Collected data

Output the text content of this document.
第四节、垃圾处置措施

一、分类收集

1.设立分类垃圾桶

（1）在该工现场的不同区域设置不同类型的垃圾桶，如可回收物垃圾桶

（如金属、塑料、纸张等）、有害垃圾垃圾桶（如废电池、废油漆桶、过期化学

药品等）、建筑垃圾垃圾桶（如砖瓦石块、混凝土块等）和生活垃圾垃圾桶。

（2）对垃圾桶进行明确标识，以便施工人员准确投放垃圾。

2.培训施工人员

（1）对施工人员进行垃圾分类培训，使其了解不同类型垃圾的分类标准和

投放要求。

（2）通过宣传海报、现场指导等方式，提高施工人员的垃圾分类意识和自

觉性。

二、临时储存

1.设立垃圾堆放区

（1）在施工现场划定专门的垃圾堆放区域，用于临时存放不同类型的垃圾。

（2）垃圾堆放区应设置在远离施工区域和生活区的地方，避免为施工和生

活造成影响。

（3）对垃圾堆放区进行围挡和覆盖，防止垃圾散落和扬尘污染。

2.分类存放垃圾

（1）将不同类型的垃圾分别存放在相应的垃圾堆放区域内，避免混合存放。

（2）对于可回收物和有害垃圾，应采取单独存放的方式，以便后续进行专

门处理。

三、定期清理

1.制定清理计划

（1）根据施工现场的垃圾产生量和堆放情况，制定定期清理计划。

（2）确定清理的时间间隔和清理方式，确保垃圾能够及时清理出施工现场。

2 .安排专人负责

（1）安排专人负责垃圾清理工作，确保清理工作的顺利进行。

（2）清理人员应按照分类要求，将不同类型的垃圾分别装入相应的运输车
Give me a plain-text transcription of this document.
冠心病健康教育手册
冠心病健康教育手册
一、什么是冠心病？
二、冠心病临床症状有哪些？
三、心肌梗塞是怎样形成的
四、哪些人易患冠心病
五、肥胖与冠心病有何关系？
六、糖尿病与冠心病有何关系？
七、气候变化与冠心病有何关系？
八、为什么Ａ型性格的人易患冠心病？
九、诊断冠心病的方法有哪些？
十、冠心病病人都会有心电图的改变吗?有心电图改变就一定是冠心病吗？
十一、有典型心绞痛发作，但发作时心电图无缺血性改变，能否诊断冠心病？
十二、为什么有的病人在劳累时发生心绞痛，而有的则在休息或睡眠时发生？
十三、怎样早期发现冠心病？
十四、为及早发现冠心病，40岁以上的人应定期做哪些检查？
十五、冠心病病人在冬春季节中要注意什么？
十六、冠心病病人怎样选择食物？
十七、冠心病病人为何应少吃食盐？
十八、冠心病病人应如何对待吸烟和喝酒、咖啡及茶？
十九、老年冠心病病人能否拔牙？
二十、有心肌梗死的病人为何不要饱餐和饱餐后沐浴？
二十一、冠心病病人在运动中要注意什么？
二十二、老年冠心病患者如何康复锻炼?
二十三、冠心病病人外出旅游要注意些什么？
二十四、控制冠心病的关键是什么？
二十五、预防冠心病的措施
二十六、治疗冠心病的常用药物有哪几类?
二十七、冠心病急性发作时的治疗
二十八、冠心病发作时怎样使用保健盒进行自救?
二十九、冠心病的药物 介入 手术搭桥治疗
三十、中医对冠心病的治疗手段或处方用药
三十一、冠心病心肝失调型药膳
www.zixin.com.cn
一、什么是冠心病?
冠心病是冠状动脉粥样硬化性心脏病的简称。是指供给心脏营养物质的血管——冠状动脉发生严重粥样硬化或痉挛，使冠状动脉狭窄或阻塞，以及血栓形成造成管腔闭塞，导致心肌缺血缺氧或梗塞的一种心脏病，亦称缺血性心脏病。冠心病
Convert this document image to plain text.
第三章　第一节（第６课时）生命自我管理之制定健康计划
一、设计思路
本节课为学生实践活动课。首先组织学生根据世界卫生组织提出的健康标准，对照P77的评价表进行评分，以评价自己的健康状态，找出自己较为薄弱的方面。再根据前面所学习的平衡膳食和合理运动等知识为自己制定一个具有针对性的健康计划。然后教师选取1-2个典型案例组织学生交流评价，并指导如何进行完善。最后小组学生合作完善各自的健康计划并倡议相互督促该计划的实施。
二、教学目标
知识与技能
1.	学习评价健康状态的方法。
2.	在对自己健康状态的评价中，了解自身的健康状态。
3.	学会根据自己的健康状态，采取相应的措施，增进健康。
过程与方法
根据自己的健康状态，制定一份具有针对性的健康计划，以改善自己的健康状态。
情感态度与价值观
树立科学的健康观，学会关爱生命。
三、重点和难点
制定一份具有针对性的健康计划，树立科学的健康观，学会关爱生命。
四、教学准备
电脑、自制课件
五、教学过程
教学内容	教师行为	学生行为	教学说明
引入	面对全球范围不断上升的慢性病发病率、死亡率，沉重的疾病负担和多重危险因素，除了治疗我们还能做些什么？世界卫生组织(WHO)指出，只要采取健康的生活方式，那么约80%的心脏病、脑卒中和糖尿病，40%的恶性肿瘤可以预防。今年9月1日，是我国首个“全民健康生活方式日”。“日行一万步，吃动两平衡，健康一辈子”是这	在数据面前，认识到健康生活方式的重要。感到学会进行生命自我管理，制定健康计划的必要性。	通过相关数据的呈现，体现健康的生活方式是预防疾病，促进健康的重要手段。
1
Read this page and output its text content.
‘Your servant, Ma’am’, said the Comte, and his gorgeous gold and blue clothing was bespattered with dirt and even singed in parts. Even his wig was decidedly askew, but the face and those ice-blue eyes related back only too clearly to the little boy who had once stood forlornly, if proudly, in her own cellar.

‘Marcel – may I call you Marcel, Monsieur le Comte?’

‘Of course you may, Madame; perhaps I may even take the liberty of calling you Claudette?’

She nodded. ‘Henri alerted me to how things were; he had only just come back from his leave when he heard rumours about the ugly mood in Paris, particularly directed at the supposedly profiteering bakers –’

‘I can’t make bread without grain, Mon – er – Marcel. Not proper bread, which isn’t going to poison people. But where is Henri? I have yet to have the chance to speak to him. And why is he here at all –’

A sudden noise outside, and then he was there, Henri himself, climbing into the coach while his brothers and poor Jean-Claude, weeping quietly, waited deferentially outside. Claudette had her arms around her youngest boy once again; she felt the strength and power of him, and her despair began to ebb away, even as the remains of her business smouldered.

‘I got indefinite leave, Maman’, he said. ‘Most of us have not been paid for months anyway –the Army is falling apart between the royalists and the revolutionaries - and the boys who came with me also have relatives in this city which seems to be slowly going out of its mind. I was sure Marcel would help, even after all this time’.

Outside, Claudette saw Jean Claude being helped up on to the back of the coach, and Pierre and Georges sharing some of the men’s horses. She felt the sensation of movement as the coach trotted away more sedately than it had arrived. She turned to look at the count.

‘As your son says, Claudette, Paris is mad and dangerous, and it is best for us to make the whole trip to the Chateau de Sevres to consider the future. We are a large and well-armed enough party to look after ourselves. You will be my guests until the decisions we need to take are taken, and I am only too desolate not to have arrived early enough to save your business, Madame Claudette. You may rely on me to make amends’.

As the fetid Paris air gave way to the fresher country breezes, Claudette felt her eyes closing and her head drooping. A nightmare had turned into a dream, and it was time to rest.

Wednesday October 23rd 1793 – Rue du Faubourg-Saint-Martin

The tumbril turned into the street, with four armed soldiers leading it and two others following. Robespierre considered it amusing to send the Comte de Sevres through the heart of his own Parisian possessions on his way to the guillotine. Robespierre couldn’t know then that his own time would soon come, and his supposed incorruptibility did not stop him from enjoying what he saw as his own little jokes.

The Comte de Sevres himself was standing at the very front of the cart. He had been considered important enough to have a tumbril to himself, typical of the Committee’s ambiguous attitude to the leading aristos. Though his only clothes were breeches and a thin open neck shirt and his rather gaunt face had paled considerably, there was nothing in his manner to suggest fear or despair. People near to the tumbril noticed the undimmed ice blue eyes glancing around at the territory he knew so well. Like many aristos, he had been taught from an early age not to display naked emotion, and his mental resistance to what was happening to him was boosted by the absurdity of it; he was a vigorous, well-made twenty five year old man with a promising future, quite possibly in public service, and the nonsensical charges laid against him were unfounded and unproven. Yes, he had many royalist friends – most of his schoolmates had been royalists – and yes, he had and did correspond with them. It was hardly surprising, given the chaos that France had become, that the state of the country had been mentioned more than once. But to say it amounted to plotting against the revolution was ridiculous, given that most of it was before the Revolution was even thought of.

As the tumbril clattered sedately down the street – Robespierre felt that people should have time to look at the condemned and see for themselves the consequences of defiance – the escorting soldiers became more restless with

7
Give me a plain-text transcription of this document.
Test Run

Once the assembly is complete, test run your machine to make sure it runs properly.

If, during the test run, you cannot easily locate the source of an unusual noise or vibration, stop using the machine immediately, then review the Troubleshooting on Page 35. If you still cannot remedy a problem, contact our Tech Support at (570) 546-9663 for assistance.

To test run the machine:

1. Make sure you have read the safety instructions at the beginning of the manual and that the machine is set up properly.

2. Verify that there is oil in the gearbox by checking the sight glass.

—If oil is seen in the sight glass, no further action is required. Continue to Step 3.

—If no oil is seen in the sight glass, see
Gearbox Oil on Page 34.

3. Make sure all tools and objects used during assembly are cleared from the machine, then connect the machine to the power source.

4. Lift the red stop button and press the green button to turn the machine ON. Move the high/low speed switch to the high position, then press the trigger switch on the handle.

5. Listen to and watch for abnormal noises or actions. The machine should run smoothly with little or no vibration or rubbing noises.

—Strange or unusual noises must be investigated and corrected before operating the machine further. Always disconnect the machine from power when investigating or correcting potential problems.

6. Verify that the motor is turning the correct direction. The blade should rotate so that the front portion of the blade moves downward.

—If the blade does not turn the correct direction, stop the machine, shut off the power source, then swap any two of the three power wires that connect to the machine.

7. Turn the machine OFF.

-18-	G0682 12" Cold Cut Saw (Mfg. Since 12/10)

» Written problem: Among the lines above, how many contain the string "further"? State the number alone.

» Worked answer: 2